WRITTEN INSTRUCTION
Repeat the full listing, word for word.

DATA SUPPLIED

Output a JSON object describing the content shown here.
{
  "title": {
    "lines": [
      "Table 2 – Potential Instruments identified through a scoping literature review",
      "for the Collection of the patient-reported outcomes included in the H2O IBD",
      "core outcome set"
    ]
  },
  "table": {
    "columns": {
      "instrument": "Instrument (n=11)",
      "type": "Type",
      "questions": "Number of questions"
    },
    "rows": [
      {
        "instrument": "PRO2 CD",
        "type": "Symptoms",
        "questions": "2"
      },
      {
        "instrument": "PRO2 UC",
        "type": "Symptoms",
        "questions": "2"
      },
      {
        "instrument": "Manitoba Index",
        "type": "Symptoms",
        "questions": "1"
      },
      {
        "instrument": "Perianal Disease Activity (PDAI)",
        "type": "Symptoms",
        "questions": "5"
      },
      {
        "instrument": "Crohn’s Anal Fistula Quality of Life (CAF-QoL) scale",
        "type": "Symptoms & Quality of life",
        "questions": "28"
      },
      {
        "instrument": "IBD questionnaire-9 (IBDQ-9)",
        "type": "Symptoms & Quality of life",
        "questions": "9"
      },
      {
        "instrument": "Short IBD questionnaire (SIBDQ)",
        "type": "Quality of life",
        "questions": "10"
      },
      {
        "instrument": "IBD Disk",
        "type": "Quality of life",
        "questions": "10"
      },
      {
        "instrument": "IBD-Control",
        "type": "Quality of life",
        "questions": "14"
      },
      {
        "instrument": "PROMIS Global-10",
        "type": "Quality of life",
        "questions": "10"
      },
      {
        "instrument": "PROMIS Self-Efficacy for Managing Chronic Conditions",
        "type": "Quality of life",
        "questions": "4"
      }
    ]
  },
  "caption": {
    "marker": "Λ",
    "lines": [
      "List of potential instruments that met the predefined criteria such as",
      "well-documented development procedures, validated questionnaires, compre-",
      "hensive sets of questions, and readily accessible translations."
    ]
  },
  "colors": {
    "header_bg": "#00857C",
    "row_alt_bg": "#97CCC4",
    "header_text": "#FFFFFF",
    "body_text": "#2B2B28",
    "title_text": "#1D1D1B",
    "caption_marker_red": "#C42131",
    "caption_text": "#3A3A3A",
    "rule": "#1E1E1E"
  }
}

REPLY
Output a JSON object describing the content shown here.
{
  "title": {
    "lines": [
      "Table 2 – Potential Instruments identified through a scoping literature review",
      "for the Collection of the patient-reported outcomes included in the H2O IBD",
      "core outcome set"
    ]
  },
  "table": {
    "columns": {
      "instrument": "Instrument (n=11)",
      "type": "Type",
      "questions": "Number of questions"
    },
    "rows": [
      {
        "instrument": "PRO2 CD",
        "type": "Symptoms",
        "questions": "2"
      },
      {
        "instrument": "PRO2 UC",
        "type": "Symptoms",
        "questions": "2"
      },
      {
        "instrument": "Manitoba Index",
        "type": "Symptoms",
        "questions": "1"
      },
      {
        "instrument": "Perianal Disease Activity (PDAI)",
        "type": "Symptoms",
        "questions": "5"
      },
      {
        "instrument": "Crohn’s Anal Fistula Quality of Life (CAF-QoL) scale",
        "type": "Symptoms & Quality of life",
        "questions": "28"
      },
      {
        "instrument": "IBD questionnaire-9 (IBDQ-9)",
        "type": "Symptoms & Quality of life",
        "questions": "9"
      },
      {
        "instrument": "Short IBD questionnaire (SIBDQ)",
        "type": "Quality of life",
        "questions": "10"
      },
      {
        "instrument": "IBD Disk",
        "type": "Quality of life",
        "questions": "10"
      },
      {
        "instrument": "IBD-Control",
        "type": "Quality of life",
        "questions": "14"
      },
      {
        "instrument": "PROMIS Global-10",
        "type": "Quality of life",
        "questions": "10"
      },
      {
        "instrument": "PROMIS Self-Efficacy for Managing Chronic Conditions",
        "type": "Quality of life",
        "questions": "4"
      }
    ]
  },
  "caption": {
    "marker": "Λ",
    "lines": [
      "List of potential instruments that met the predefined criteria such as",
      "well-documented development procedures, validated questionnaires, compre-",
      "hensive sets of questions, and readily accessible translations."
    ]
  },
  "colors": {
    "header_bg": "#00857C",
    "row_alt_bg": "#97CCC4",
    "header_text": "#FFFFFF",
    "body_text": "#2B2B28",
    "title_text": "#1D1D1B",
    "caption_marker_red": "#C42131",
    "caption_text": "#3A3A3A",
    "rule": "#1E1E1E"
  }
}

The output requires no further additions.